__INSTRUCTIONS FOR THE TASK__
Locate every line in the records below that holds the word "prefix" and return each one.

☆ ☆ ☆ ☆ ☆ ☆ ☆

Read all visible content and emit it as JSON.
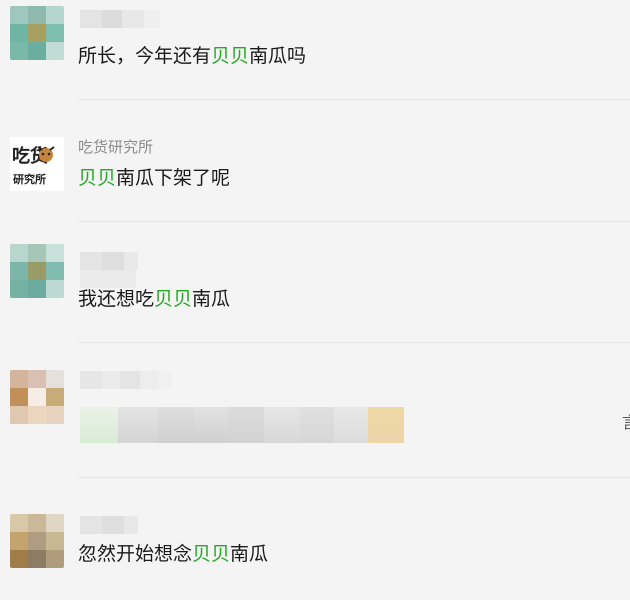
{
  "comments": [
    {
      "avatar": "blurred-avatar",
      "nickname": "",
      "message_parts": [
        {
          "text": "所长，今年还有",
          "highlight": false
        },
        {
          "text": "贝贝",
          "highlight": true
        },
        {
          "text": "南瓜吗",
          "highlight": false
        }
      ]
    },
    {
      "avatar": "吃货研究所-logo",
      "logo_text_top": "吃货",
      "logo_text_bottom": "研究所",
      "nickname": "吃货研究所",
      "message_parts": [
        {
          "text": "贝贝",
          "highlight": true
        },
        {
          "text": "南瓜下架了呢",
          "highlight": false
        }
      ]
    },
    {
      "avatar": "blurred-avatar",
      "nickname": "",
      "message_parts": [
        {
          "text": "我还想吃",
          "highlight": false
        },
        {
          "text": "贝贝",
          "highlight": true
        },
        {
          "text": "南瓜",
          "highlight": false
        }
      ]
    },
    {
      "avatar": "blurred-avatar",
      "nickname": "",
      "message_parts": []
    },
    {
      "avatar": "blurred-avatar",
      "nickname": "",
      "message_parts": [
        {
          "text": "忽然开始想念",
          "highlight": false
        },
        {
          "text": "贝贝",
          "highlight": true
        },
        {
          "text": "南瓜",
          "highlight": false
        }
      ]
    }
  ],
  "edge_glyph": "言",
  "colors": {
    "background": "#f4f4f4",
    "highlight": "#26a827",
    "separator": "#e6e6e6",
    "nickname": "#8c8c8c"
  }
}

☆ ☆ ☆ ☆ ☆ ☆ ☆

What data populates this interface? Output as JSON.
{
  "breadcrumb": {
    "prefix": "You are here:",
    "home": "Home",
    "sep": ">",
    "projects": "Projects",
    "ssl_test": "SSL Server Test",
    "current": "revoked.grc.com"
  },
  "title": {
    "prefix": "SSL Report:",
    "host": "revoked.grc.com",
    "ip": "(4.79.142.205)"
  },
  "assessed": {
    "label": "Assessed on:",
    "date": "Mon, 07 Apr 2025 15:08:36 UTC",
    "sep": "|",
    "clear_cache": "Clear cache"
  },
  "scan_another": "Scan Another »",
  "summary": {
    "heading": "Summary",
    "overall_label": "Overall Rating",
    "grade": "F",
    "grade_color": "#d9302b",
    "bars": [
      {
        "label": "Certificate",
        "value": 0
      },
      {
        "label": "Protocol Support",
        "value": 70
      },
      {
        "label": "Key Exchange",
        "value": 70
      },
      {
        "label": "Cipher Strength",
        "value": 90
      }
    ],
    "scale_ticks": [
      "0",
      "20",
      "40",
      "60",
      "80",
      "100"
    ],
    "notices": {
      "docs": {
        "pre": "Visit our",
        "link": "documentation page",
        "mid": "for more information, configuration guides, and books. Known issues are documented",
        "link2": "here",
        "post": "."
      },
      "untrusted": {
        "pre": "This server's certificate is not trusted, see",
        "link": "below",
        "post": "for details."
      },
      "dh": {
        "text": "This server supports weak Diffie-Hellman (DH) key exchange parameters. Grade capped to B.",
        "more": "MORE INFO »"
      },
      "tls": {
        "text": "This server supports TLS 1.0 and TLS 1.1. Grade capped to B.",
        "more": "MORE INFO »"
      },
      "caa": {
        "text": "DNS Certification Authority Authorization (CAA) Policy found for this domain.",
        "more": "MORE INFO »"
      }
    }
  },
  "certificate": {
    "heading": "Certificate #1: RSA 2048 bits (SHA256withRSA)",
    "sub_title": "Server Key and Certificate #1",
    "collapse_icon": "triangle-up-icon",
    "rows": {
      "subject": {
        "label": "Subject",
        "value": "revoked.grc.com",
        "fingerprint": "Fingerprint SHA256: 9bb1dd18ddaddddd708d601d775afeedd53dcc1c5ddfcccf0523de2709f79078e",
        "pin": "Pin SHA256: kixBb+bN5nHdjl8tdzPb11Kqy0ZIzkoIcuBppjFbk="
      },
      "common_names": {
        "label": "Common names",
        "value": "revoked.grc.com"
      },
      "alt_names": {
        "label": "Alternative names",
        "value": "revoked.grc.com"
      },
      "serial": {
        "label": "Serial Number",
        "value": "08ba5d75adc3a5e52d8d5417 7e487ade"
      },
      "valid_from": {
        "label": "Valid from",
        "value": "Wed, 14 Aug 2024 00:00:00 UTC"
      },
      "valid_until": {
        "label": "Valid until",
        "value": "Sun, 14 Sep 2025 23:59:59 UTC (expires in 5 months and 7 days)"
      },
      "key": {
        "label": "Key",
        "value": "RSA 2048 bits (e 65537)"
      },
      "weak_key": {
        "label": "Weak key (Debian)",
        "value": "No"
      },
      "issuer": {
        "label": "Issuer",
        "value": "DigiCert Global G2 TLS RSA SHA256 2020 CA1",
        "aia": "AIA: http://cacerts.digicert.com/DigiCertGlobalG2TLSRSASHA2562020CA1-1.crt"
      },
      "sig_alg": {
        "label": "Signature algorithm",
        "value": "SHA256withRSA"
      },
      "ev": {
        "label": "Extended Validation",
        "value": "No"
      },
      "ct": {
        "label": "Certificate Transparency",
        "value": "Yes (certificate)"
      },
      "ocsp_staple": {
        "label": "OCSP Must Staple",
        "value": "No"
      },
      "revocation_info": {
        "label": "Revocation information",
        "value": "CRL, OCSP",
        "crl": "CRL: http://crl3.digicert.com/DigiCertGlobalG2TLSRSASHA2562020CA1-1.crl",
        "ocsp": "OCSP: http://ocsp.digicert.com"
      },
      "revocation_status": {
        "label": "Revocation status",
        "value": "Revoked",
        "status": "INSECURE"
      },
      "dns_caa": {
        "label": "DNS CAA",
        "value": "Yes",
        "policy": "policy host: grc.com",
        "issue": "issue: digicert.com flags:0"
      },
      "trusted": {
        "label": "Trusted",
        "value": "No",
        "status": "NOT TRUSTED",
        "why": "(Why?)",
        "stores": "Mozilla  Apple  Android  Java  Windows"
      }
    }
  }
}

☆ ☆ ☆ ☆ ☆ ☆ ☆

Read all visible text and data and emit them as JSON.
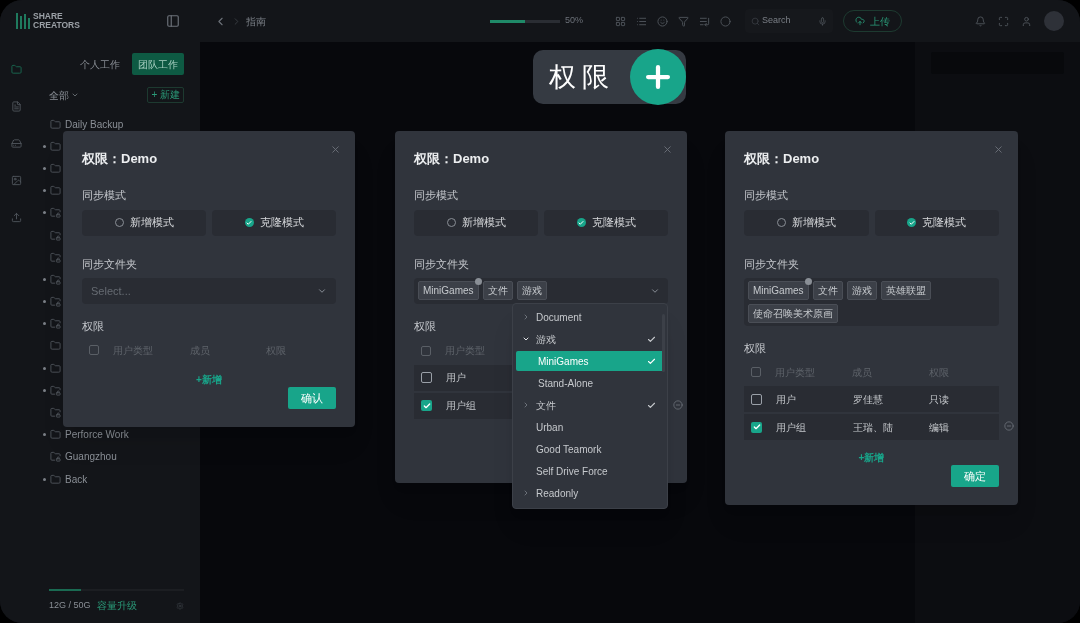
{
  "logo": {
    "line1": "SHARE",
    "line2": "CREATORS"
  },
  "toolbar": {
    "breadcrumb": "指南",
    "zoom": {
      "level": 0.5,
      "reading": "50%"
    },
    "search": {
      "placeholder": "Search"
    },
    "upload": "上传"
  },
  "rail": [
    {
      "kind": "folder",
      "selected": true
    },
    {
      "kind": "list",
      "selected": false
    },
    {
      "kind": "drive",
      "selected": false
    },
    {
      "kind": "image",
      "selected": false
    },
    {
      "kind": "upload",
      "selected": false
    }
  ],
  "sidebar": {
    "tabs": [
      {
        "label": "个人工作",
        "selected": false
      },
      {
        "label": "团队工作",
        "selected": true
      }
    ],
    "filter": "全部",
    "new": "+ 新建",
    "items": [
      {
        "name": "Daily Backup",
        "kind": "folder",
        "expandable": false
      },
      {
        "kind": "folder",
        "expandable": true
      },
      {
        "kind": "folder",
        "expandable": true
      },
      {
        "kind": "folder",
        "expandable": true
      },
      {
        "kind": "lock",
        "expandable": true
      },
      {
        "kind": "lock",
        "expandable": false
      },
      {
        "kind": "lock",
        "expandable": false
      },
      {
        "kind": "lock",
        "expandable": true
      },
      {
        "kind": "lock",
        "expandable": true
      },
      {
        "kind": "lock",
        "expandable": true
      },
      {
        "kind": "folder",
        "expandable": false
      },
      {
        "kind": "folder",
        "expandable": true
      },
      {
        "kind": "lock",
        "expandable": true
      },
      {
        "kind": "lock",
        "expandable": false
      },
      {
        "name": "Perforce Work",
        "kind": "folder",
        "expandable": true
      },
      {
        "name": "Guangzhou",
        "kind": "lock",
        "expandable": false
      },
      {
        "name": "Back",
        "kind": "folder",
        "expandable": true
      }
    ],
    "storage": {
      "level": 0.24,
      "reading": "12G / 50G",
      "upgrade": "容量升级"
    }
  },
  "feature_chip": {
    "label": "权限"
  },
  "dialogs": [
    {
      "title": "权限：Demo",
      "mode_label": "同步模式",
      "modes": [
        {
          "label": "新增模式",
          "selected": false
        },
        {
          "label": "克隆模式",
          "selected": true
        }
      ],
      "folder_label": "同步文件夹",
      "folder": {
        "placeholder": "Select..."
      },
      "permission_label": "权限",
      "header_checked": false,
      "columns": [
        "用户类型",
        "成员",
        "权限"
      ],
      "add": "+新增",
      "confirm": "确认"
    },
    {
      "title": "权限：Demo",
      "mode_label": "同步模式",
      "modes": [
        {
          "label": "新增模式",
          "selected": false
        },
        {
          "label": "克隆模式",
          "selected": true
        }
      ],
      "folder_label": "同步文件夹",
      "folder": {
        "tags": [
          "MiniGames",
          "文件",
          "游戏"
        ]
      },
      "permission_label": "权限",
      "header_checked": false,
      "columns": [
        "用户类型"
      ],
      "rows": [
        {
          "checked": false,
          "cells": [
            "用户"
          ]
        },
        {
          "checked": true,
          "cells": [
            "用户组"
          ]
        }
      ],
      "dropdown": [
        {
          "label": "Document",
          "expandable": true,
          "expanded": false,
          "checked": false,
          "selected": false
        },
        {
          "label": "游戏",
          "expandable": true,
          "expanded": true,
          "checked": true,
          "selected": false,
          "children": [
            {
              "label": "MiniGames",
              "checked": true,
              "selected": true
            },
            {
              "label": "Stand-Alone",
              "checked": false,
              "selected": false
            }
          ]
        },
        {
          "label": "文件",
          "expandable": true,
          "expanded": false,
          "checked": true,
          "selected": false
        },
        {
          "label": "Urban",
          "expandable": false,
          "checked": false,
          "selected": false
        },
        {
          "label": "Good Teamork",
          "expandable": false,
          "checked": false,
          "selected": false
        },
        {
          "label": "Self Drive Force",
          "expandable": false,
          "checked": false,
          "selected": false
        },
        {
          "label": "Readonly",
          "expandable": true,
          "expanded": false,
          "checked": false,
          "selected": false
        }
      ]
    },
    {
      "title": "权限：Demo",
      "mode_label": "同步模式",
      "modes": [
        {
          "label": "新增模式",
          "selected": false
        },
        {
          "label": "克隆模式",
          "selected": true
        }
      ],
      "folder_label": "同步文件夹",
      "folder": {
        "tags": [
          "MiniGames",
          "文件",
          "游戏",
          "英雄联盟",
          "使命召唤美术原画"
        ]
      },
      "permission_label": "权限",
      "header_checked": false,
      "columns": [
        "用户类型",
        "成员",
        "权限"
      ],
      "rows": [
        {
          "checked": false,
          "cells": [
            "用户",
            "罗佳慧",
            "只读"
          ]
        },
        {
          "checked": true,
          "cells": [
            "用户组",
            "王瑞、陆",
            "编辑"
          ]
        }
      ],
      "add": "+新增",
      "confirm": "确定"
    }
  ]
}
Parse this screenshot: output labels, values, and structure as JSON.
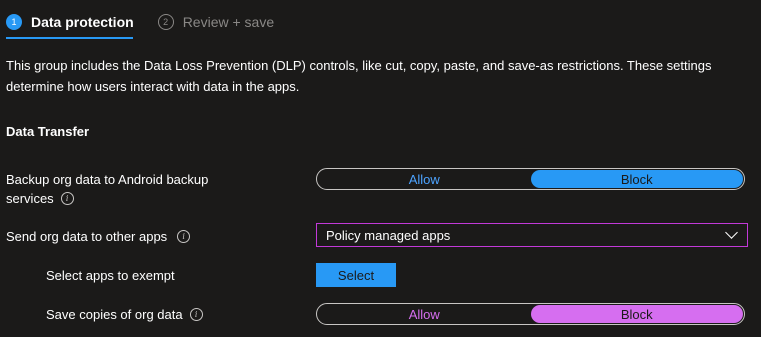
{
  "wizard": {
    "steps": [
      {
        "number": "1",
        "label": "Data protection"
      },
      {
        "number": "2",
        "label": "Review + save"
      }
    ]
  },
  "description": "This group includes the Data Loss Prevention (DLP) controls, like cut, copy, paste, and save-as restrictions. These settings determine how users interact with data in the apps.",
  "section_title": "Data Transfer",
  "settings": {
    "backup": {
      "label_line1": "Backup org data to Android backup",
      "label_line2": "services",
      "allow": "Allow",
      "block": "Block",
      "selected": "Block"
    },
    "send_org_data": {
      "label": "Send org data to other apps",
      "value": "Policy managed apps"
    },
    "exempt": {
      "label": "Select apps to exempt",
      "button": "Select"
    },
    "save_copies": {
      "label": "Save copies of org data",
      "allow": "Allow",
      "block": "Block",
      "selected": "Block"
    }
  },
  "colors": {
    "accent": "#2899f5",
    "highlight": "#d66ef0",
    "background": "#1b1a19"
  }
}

☆ ☆ ☆ ☆ ☆ ☆ ☆

__COMPLETE ANSWER__
    "prefix": "You are here:",
    "prefix": "SSL Report:",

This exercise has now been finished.